===== WORKING DATA =====

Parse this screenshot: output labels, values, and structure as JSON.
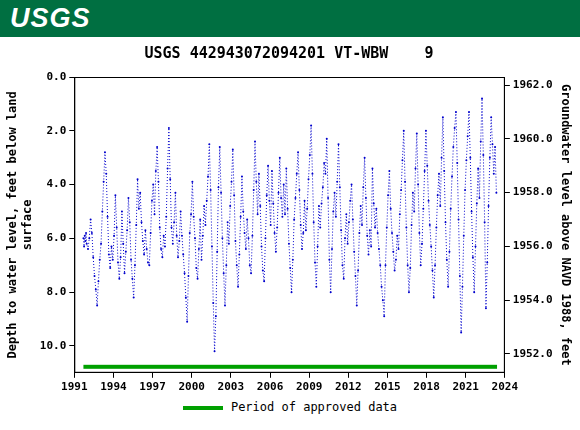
{
  "header": {
    "logo": "USGS"
  },
  "chart_data": {
    "type": "line",
    "title": "USGS 442943072094201 VT-WBW    9",
    "ylabel": [
      "Depth to water level, feet below land",
      "surface"
    ],
    "y2label": "Groundwater level above NAVD 1988, feet",
    "color": "#0000cc",
    "marker": "circle",
    "line_style": "dotted",
    "grid": false,
    "xlim": [
      1991,
      2024
    ],
    "xticks": [
      1991,
      1994,
      1997,
      2000,
      2003,
      2006,
      2009,
      2012,
      2015,
      2018,
      2021,
      2024
    ],
    "ylim": [
      0,
      11
    ],
    "yticks": [
      {
        "value": 0,
        "label": "0.0"
      },
      {
        "value": 2,
        "label": "2.0"
      },
      {
        "value": 4,
        "label": "4.0"
      },
      {
        "value": 6,
        "label": "6.0"
      },
      {
        "value": 8,
        "label": "8.0"
      },
      {
        "value": 10,
        "label": "10.0"
      }
    ],
    "y2lim": [
      1951.3,
      1962.3
    ],
    "y2ticks": [
      {
        "value": 1952,
        "label": "1952.0"
      },
      {
        "value": 1954,
        "label": "1954.0"
      },
      {
        "value": 1956,
        "label": "1956.0"
      },
      {
        "value": 1958,
        "label": "1958.0"
      },
      {
        "value": 1960,
        "label": "1960.0"
      },
      {
        "value": 1962,
        "label": "1962.0"
      }
    ],
    "approved_period": {
      "name": "Period of approved data",
      "color": "#00a000",
      "x": [
        1991.7,
        2023.4
      ]
    },
    "x": [
      1991.7,
      1991.75,
      1991.8,
      1991.85,
      1991.9,
      1991.95,
      1992.05,
      1992.15,
      1992.25,
      1992.35,
      1992.45,
      1992.55,
      1992.65,
      1992.75,
      1992.85,
      1992.95,
      1993.05,
      1993.15,
      1993.25,
      1993.35,
      1993.45,
      1993.55,
      1993.65,
      1993.75,
      1993.85,
      1993.95,
      1994.05,
      1994.15,
      1994.25,
      1994.35,
      1994.45,
      1994.55,
      1994.65,
      1994.75,
      1994.85,
      1994.95,
      1995.05,
      1995.15,
      1995.25,
      1995.35,
      1995.45,
      1995.55,
      1995.65,
      1995.75,
      1995.85,
      1995.95,
      1996.05,
      1996.15,
      1996.25,
      1996.35,
      1996.45,
      1996.55,
      1996.65,
      1996.75,
      1996.85,
      1996.95,
      1997.05,
      1997.15,
      1997.25,
      1997.35,
      1997.45,
      1997.55,
      1997.65,
      1997.75,
      1997.85,
      1997.95,
      1998.05,
      1998.15,
      1998.25,
      1998.35,
      1998.45,
      1998.55,
      1998.65,
      1998.75,
      1998.85,
      1998.95,
      1999.05,
      1999.15,
      1999.25,
      1999.35,
      1999.45,
      1999.55,
      1999.65,
      1999.75,
      1999.85,
      1999.95,
      2000.05,
      2000.15,
      2000.25,
      2000.35,
      2000.45,
      2000.55,
      2000.65,
      2000.75,
      2000.85,
      2000.95,
      2001.05,
      2001.15,
      2001.25,
      2001.35,
      2001.45,
      2001.55,
      2001.65,
      2001.75,
      2001.85,
      2001.95,
      2002.05,
      2002.15,
      2002.25,
      2002.35,
      2002.45,
      2002.55,
      2002.65,
      2002.75,
      2002.85,
      2002.95,
      2003.05,
      2003.15,
      2003.25,
      2003.35,
      2003.45,
      2003.55,
      2003.65,
      2003.75,
      2003.85,
      2003.95,
      2004.05,
      2004.15,
      2004.25,
      2004.35,
      2004.45,
      2004.55,
      2004.65,
      2004.75,
      2004.85,
      2004.95,
      2005.05,
      2005.15,
      2005.25,
      2005.35,
      2005.45,
      2005.55,
      2005.65,
      2005.75,
      2005.85,
      2005.95,
      2006.05,
      2006.15,
      2006.25,
      2006.35,
      2006.45,
      2006.55,
      2006.65,
      2006.75,
      2006.85,
      2006.95,
      2007.05,
      2007.15,
      2007.25,
      2007.35,
      2007.45,
      2007.55,
      2007.65,
      2007.75,
      2007.85,
      2007.95,
      2008.05,
      2008.15,
      2008.25,
      2008.35,
      2008.45,
      2008.55,
      2008.65,
      2008.75,
      2008.85,
      2008.95,
      2009.05,
      2009.15,
      2009.25,
      2009.35,
      2009.45,
      2009.55,
      2009.65,
      2009.75,
      2009.85,
      2009.95,
      2010.05,
      2010.15,
      2010.25,
      2010.35,
      2010.45,
      2010.55,
      2010.65,
      2010.75,
      2010.85,
      2010.95,
      2011.05,
      2011.15,
      2011.25,
      2011.35,
      2011.45,
      2011.55,
      2011.65,
      2011.75,
      2011.85,
      2011.95,
      2012.05,
      2012.15,
      2012.25,
      2012.35,
      2012.45,
      2012.55,
      2012.65,
      2012.75,
      2012.85,
      2012.95,
      2013.05,
      2013.15,
      2013.25,
      2013.35,
      2013.45,
      2013.55,
      2013.65,
      2013.75,
      2013.85,
      2013.95,
      2014.05,
      2014.15,
      2014.25,
      2014.35,
      2014.45,
      2014.55,
      2014.65,
      2014.75,
      2014.85,
      2014.95,
      2015.05,
      2015.15,
      2015.25,
      2015.35,
      2015.45,
      2015.55,
      2015.65,
      2015.75,
      2015.85,
      2015.95,
      2016.05,
      2016.15,
      2016.25,
      2016.35,
      2016.45,
      2016.55,
      2016.65,
      2016.75,
      2016.85,
      2016.95,
      2017.05,
      2017.15,
      2017.25,
      2017.35,
      2017.45,
      2017.55,
      2017.65,
      2017.75,
      2017.85,
      2017.95,
      2018.05,
      2018.15,
      2018.25,
      2018.35,
      2018.45,
      2018.55,
      2018.65,
      2018.75,
      2018.85,
      2018.95,
      2019.05,
      2019.15,
      2019.25,
      2019.35,
      2019.45,
      2019.55,
      2019.65,
      2019.75,
      2019.85,
      2019.95,
      2020.05,
      2020.15,
      2020.25,
      2020.35,
      2020.45,
      2020.55,
      2020.65,
      2020.75,
      2020.85,
      2020.95,
      2021.05,
      2021.15,
      2021.25,
      2021.35,
      2021.45,
      2021.55,
      2021.65,
      2021.75,
      2021.85,
      2021.95,
      2022.05,
      2022.15,
      2022.25,
      2022.35,
      2022.45,
      2022.55,
      2022.65,
      2022.75,
      2022.85,
      2022.95,
      2023.05,
      2023.15,
      2023.25,
      2023.35
    ],
    "values": [
      6.0,
      6.3,
      5.9,
      6.1,
      5.8,
      6.2,
      6.4,
      6.0,
      5.3,
      5.8,
      6.7,
      7.4,
      7.9,
      8.5,
      7.6,
      6.8,
      6.2,
      5.0,
      3.9,
      2.8,
      3.6,
      5.2,
      6.6,
      7.1,
      6.3,
      6.8,
      5.9,
      4.4,
      5.6,
      6.9,
      7.5,
      6.7,
      5.0,
      6.2,
      7.3,
      6.5,
      5.7,
      4.5,
      5.4,
      6.8,
      7.5,
      8.2,
      7.0,
      5.5,
      3.8,
      4.9,
      4.3,
      5.4,
      6.1,
      6.6,
      5.7,
      6.4,
      6.9,
      7.0,
      5.8,
      4.6,
      4.0,
      5.1,
      3.5,
      2.6,
      3.9,
      5.6,
      6.4,
      6.7,
      5.9,
      6.3,
      5.2,
      3.4,
      1.9,
      3.8,
      5.6,
      6.2,
      5.4,
      4.3,
      5.9,
      6.7,
      6.1,
      5.0,
      5.9,
      6.6,
      7.3,
      8.2,
      9.1,
      7.4,
      5.8,
      5.1,
      3.9,
      5.2,
      6.0,
      7.1,
      7.5,
      6.4,
      5.3,
      6.8,
      5.9,
      4.8,
      5.5,
      4.6,
      3.7,
      2.5,
      4.2,
      6.3,
      8.4,
      10.2,
      8.9,
      6.5,
      4.1,
      2.6,
      4.3,
      6.0,
      7.3,
      8.5,
      7.0,
      5.4,
      6.2,
      4.8,
      3.9,
      2.7,
      4.4,
      6.1,
      7.0,
      7.8,
      6.6,
      5.2,
      3.7,
      5.0,
      5.8,
      6.4,
      5.3,
      6.0,
      7.0,
      7.3,
      5.9,
      4.2,
      2.4,
      3.9,
      5.1,
      3.6,
      4.8,
      6.3,
      7.2,
      7.6,
      6.0,
      4.4,
      3.3,
      4.6,
      5.5,
      3.5,
      4.7,
      5.8,
      6.5,
      5.6,
      4.3,
      3.0,
      4.5,
      5.2,
      4.0,
      5.1,
      3.4,
      4.9,
      6.2,
      7.1,
      8.0,
      6.8,
      5.3,
      4.5,
      3.6,
      2.8,
      4.2,
      5.5,
      6.4,
      5.8,
      4.6,
      5.7,
      4.9,
      3.8,
      2.9,
      1.8,
      3.6,
      5.4,
      6.9,
      7.8,
      6.3,
      4.8,
      5.6,
      4.7,
      4.1,
      3.2,
      3.6,
      2.3,
      4.5,
      6.8,
      8.0,
      6.4,
      5.0,
      4.3,
      5.2,
      3.9,
      2.5,
      4.1,
      5.7,
      7.0,
      7.5,
      6.0,
      5.1,
      6.2,
      5.4,
      4.6,
      4.0,
      5.3,
      6.5,
      7.4,
      8.5,
      7.2,
      5.8,
      4.8,
      5.5,
      4.1,
      3.0,
      4.5,
      5.9,
      6.6,
      5.7,
      6.3,
      3.4,
      4.7,
      5.6,
      4.9,
      5.8,
      6.4,
      7.0,
      7.8,
      8.3,
      8.9,
      7.0,
      5.6,
      4.4,
      3.5,
      4.9,
      5.8,
      6.5,
      7.2,
      6.8,
      5.9,
      6.4,
      5.1,
      4.2,
      3.1,
      2.0,
      3.9,
      5.6,
      7.0,
      8.0,
      7.1,
      5.5,
      4.3,
      5.0,
      3.4,
      2.1,
      4.0,
      5.8,
      7.0,
      6.2,
      4.9,
      3.5,
      2.0,
      3.3,
      4.6,
      5.5,
      6.3,
      7.2,
      8.2,
      7.0,
      5.6,
      4.4,
      3.6,
      4.8,
      3.0,
      1.5,
      3.5,
      5.4,
      6.8,
      7.8,
      6.5,
      4.9,
      3.7,
      2.6,
      1.9,
      1.3,
      3.2,
      5.3,
      7.4,
      9.5,
      7.8,
      5.9,
      4.2,
      3.1,
      2.2,
      1.3,
      3.0,
      5.0,
      6.7,
      8.0,
      6.3,
      4.7,
      3.4,
      4.5,
      2.4,
      0.8,
      2.9,
      5.4,
      8.6,
      6.9,
      4.8,
      3.0,
      1.5,
      2.5,
      3.6,
      2.6,
      4.3
    ]
  }
}
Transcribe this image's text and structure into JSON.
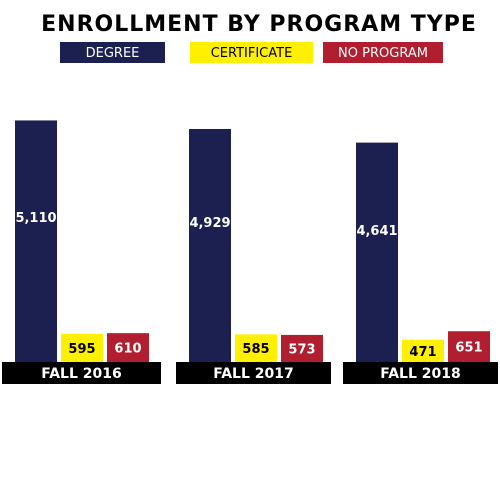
{
  "chart_data": {
    "type": "bar",
    "title": "ENROLLMENT BY PROGRAM TYPE",
    "categories": [
      "FALL 2016",
      "FALL 2017",
      "FALL 2018"
    ],
    "series": [
      {
        "name": "DEGREE",
        "color": "#1c2050",
        "values": [
          5110,
          4929,
          4641
        ],
        "labels": [
          "5,110",
          "4,929",
          "4,641"
        ],
        "label_color": "#ffffff"
      },
      {
        "name": "CERTIFICATE",
        "color": "#ffef00",
        "values": [
          595,
          585,
          471
        ],
        "labels": [
          "595",
          "585",
          "471"
        ],
        "label_color": "#000000"
      },
      {
        "name": "NO PROGRAM",
        "color": "#b11e2f",
        "values": [
          610,
          573,
          651
        ],
        "labels": [
          "610",
          "573",
          "651"
        ],
        "label_color": "#ffffff"
      }
    ],
    "ylim": [
      0,
      5500
    ],
    "grid": false,
    "legend_position": "top",
    "category_label_style": {
      "background": "#000000",
      "color": "#ffffff"
    }
  }
}
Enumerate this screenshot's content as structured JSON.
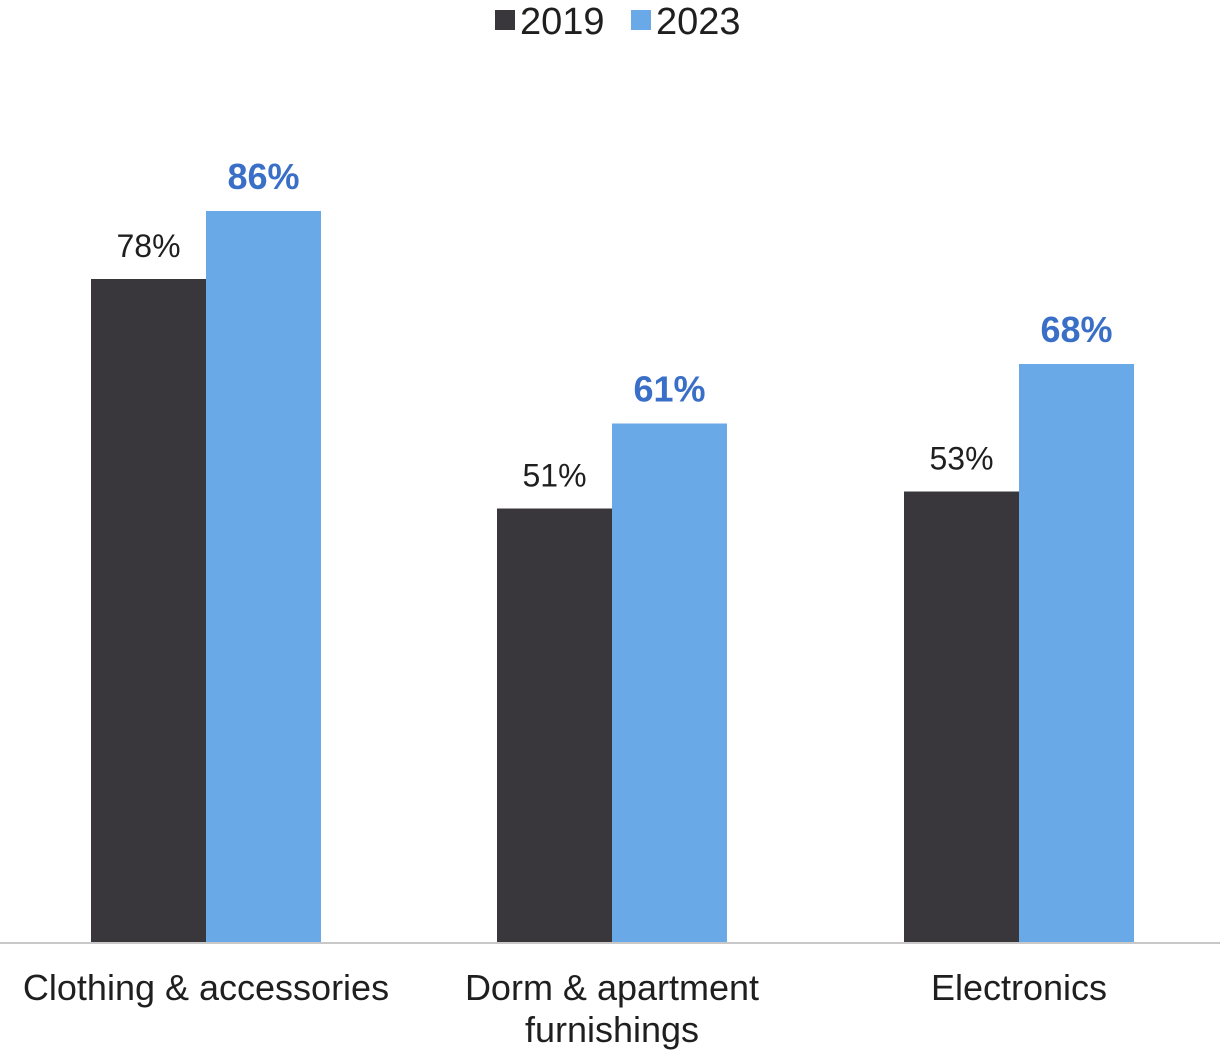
{
  "chart_data": {
    "type": "bar",
    "categories": [
      [
        "Clothing & accessories"
      ],
      [
        "Dorm & apartment",
        "furnishings"
      ],
      [
        "Electronics"
      ]
    ],
    "series": [
      {
        "name": "2019",
        "values": [
          78,
          51,
          53
        ],
        "labels": [
          "78%",
          "51%",
          "53%"
        ],
        "color": "#3a373c",
        "label_color": "#1f1f1f",
        "label_bold": false
      },
      {
        "name": "2023",
        "values": [
          86,
          61,
          68
        ],
        "labels": [
          "86%",
          "61%",
          "68%"
        ],
        "color": "#69a9e8",
        "label_color": "#3a6fc7",
        "label_bold": true
      }
    ],
    "ylim": [
      0,
      100
    ],
    "grid": false,
    "legend_position": "top-center",
    "axis_color": "#c8c8c8"
  }
}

=====

■ DIRECTIVE: Find how many lines of the listing include the string "JSON" and give that number, nothing else.

■ THE ANSWER: 3